▸ Your instructions: Extract the complete listing and repeat it word for word.

▸ Provided information:
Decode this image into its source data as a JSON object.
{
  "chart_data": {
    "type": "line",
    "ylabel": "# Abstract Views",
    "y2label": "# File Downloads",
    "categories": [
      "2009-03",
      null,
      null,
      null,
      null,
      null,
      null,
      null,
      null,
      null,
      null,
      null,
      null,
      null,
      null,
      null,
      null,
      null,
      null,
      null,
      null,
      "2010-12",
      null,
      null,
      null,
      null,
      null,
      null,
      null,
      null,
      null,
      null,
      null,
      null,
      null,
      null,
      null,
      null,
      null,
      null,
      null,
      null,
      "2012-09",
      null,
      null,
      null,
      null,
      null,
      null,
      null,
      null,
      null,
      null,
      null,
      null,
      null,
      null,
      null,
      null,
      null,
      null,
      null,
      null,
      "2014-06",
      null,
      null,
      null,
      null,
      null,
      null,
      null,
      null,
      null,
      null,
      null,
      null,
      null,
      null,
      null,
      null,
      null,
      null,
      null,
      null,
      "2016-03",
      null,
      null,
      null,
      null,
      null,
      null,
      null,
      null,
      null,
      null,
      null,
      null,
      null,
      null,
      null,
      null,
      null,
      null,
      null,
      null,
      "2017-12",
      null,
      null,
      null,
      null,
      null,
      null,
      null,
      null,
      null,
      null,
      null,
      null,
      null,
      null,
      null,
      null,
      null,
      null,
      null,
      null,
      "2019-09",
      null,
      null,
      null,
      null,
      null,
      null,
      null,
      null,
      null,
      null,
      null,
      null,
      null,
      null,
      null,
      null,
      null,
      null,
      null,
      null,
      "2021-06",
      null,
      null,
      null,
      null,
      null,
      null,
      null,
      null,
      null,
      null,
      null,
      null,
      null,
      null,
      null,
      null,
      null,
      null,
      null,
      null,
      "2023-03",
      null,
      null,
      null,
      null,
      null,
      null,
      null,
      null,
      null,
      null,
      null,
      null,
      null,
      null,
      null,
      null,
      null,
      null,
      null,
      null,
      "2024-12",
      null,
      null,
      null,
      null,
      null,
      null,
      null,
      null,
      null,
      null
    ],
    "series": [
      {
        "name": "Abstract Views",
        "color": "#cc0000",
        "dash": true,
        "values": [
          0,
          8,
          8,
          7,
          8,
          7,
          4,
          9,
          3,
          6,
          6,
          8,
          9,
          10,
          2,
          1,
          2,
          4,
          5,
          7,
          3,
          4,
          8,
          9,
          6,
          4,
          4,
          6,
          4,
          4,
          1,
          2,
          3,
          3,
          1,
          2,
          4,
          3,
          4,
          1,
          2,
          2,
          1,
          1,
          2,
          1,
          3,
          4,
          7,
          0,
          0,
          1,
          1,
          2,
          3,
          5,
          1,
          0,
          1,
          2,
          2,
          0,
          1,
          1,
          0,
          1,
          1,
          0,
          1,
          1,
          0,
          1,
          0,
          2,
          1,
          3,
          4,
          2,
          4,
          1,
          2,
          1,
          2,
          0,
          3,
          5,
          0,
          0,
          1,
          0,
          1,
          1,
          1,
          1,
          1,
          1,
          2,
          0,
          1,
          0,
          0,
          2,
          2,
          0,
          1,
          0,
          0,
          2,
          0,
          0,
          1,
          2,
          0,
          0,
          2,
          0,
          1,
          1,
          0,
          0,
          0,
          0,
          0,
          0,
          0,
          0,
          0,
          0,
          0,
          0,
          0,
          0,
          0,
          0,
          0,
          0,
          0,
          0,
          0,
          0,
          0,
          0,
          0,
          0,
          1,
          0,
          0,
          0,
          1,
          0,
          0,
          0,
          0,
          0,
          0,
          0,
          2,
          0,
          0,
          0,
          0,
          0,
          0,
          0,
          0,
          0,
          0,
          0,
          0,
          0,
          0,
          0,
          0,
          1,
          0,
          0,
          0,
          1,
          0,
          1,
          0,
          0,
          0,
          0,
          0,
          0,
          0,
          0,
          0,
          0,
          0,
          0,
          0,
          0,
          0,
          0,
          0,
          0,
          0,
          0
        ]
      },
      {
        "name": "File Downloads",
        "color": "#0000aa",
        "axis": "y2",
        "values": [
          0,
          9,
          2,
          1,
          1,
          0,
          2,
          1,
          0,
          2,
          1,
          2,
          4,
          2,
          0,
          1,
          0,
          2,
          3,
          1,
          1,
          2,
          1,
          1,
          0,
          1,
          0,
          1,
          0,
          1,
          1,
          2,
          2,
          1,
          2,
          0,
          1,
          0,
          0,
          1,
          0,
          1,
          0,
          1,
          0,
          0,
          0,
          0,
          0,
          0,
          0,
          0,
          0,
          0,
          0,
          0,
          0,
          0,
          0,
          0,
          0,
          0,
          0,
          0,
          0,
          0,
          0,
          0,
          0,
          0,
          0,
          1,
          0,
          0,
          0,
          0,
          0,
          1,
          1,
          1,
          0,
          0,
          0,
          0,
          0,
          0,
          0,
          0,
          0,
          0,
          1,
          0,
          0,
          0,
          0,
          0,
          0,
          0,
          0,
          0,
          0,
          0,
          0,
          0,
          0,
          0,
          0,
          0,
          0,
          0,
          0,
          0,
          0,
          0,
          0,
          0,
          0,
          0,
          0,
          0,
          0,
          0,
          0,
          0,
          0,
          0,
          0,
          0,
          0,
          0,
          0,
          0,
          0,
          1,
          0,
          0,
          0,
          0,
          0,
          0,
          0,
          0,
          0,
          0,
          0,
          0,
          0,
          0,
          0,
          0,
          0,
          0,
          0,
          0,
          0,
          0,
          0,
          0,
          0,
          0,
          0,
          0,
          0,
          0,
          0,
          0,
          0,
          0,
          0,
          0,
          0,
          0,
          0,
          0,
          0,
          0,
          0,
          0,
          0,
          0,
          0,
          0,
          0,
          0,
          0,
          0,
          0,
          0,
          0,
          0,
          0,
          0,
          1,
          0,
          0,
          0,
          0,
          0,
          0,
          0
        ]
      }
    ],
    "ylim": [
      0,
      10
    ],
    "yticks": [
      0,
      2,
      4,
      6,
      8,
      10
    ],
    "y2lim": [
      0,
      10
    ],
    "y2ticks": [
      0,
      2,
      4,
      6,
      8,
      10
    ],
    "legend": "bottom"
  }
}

▸ Task solution:
Decode this image into its source data as a JSON object.
{
  "chart_data": {
    "type": "line",
    "ylabel": "# Abstract Views",
    "y2label": "# File Downloads",
    "categories": [
      "2009-03",
      null,
      null,
      null,
      null,
      null,
      null,
      null,
      null,
      null,
      null,
      null,
      null,
      null,
      null,
      null,
      null,
      null,
      null,
      null,
      null,
      "2010-12",
      null,
      null,
      null,
      null,
      null,
      null,
      null,
      null,
      null,
      null,
      null,
      null,
      null,
      null,
      null,
      null,
      null,
      null,
      null,
      null,
      "2012-09",
      null,
      null,
      null,
      null,
      null,
      null,
      null,
      null,
      null,
      null,
      null,
      null,
      null,
      null,
      null,
      null,
      null,
      null,
      null,
      null,
      "2014-06",
      null,
      null,
      null,
      null,
      null,
      null,
      null,
      null,
      null,
      null,
      null,
      null,
      null,
      null,
      null,
      null,
      null,
      null,
      null,
      null,
      "2016-03",
      null,
      null,
      null,
      null,
      null,
      null,
      null,
      null,
      null,
      null,
      null,
      null,
      null,
      null,
      null,
      null,
      null,
      null,
      null,
      null,
      "2017-12",
      null,
      null,
      null,
      null,
      null,
      null,
      null,
      null,
      null,
      null,
      null,
      null,
      null,
      null,
      null,
      null,
      null,
      null,
      null,
      null,
      "2019-09",
      null,
      null,
      null,
      null,
      null,
      null,
      null,
      null,
      null,
      null,
      null,
      null,
      null,
      null,
      null,
      null,
      null,
      null,
      null,
      null,
      "2021-06",
      null,
      null,
      null,
      null,
      null,
      null,
      null,
      null,
      null,
      null,
      null,
      null,
      null,
      null,
      null,
      null,
      null,
      null,
      null,
      null,
      "2023-03",
      null,
      null,
      null,
      null,
      null,
      null,
      null,
      null,
      null,
      null,
      null,
      null,
      null,
      null,
      null,
      null,
      null,
      null,
      null,
      null,
      "2024-12",
      null,
      null,
      null,
      null,
      null,
      null,
      null,
      null,
      null,
      null
    ],
    "series": [
      {
        "name": "Abstract Views",
        "color": "#cc0000",
        "dash": true,
        "values": [
          0,
          8,
          8,
          7,
          8,
          7,
          4,
          9,
          3,
          6,
          6,
          8,
          9,
          10,
          2,
          1,
          2,
          4,
          5,
          7,
          3,
          4,
          8,
          9,
          6,
          4,
          4,
          6,
          4,
          4,
          1,
          2,
          3,
          3,
          1,
          2,
          4,
          3,
          4,
          1,
          2,
          2,
          1,
          1,
          2,
          1,
          3,
          4,
          7,
          0,
          0,
          1,
          1,
          2,
          3,
          5,
          1,
          0,
          1,
          2,
          2,
          0,
          1,
          1,
          0,
          1,
          1,
          0,
          1,
          1,
          0,
          1,
          0,
          2,
          1,
          3,
          4,
          2,
          4,
          1,
          2,
          1,
          2,
          0,
          3,
          5,
          0,
          0,
          1,
          0,
          1,
          1,
          1,
          1,
          1,
          1,
          2,
          0,
          1,
          0,
          0,
          2,
          2,
          0,
          1,
          0,
          0,
          2,
          0,
          0,
          1,
          2,
          0,
          0,
          2,
          0,
          1,
          1,
          0,
          0,
          0,
          0,
          0,
          0,
          0,
          0,
          0,
          0,
          0,
          0,
          0,
          0,
          0,
          0,
          0,
          0,
          0,
          0,
          0,
          0,
          0,
          0,
          0,
          0,
          1,
          0,
          0,
          0,
          1,
          0,
          0,
          0,
          0,
          0,
          0,
          0,
          2,
          0,
          0,
          0,
          0,
          0,
          0,
          0,
          0,
          0,
          0,
          0,
          0,
          0,
          0,
          0,
          0,
          1,
          0,
          0,
          0,
          1,
          0,
          1,
          0,
          0,
          0,
          0,
          0,
          0,
          0,
          0,
          0,
          0,
          0,
          0,
          0,
          0,
          0,
          0,
          0,
          0,
          0,
          0
        ]
      },
      {
        "name": "File Downloads",
        "color": "#0000aa",
        "axis": "y2",
        "values": [
          0,
          9,
          2,
          1,
          1,
          0,
          2,
          1,
          0,
          2,
          1,
          2,
          4,
          2,
          0,
          1,
          0,
          2,
          3,
          1,
          1,
          2,
          1,
          1,
          0,
          1,
          0,
          1,
          0,
          1,
          1,
          2,
          2,
          1,
          2,
          0,
          1,
          0,
          0,
          1,
          0,
          1,
          0,
          1,
          0,
          0,
          0,
          0,
          0,
          0,
          0,
          0,
          0,
          0,
          0,
          0,
          0,
          0,
          0,
          0,
          0,
          0,
          0,
          0,
          0,
          0,
          0,
          0,
          0,
          0,
          0,
          1,
          0,
          0,
          0,
          0,
          0,
          1,
          1,
          1,
          0,
          0,
          0,
          0,
          0,
          0,
          0,
          0,
          0,
          0,
          1,
          0,
          0,
          0,
          0,
          0,
          0,
          0,
          0,
          0,
          0,
          0,
          0,
          0,
          0,
          0,
          0,
          0,
          0,
          0,
          0,
          0,
          0,
          0,
          0,
          0,
          0,
          0,
          0,
          0,
          0,
          0,
          0,
          0,
          0,
          0,
          0,
          0,
          0,
          0,
          0,
          0,
          0,
          1,
          0,
          0,
          0,
          0,
          0,
          0,
          0,
          0,
          0,
          0,
          0,
          0,
          0,
          0,
          0,
          0,
          0,
          0,
          0,
          0,
          0,
          0,
          0,
          0,
          0,
          0,
          0,
          0,
          0,
          0,
          0,
          0,
          0,
          0,
          0,
          0,
          0,
          0,
          0,
          0,
          0,
          0,
          0,
          0,
          0,
          0,
          0,
          0,
          0,
          0,
          0,
          0,
          0,
          0,
          0,
          0,
          0,
          0,
          1,
          0,
          0,
          0,
          0,
          0,
          0,
          0
        ]
      }
    ],
    "ylim": [
      0,
      10
    ],
    "yticks": [
      0,
      2,
      4,
      6,
      8,
      10
    ],
    "y2lim": [
      0,
      10
    ],
    "y2ticks": [
      0,
      2,
      4,
      6,
      8,
      10
    ],
    "legend": "bottom"
  }
}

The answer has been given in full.